## WORK TO BE COMPLETED
Answer with one number: how many lines hold "JSON".

[Stored items from a collection]
+ + + + +

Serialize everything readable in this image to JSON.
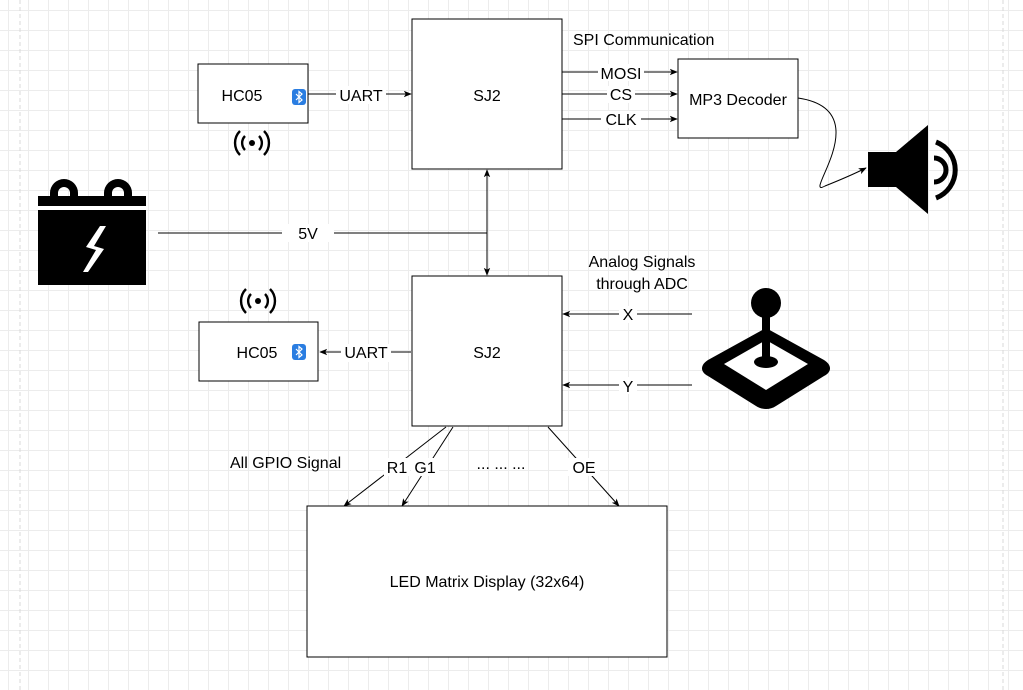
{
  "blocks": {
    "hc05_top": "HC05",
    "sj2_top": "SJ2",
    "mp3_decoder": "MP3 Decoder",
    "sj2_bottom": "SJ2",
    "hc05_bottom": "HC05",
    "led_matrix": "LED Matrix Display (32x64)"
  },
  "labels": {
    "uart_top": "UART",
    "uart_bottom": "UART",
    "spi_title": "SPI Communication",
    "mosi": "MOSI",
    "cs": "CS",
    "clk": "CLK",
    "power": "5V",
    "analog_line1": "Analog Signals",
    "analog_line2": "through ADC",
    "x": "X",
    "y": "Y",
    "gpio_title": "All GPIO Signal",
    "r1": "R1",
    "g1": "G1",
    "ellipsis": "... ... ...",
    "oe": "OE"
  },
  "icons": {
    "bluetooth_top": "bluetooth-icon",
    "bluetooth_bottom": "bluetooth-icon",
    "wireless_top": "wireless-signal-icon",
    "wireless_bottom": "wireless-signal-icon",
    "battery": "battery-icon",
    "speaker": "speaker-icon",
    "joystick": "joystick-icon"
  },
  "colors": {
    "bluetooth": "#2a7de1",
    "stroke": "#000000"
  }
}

+ + + + +

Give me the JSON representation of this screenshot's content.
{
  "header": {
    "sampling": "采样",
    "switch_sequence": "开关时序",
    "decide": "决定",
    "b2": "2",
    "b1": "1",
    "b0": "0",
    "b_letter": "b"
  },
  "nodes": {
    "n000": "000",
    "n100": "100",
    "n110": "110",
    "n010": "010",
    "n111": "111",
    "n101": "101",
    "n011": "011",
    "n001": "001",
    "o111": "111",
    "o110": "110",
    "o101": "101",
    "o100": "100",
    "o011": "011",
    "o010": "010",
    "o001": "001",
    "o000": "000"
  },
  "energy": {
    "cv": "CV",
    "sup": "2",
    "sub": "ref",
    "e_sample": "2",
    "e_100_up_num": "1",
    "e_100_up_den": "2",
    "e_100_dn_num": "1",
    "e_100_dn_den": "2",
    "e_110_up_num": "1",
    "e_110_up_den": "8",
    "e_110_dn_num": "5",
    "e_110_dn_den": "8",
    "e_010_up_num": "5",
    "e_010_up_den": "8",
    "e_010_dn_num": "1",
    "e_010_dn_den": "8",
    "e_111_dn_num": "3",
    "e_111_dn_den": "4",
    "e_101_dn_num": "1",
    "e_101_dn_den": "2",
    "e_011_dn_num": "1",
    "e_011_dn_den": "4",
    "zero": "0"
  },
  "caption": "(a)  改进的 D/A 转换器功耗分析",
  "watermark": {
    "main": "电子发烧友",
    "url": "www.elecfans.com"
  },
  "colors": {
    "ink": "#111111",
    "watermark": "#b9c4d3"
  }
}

+ + + + +

## RESPONSE
2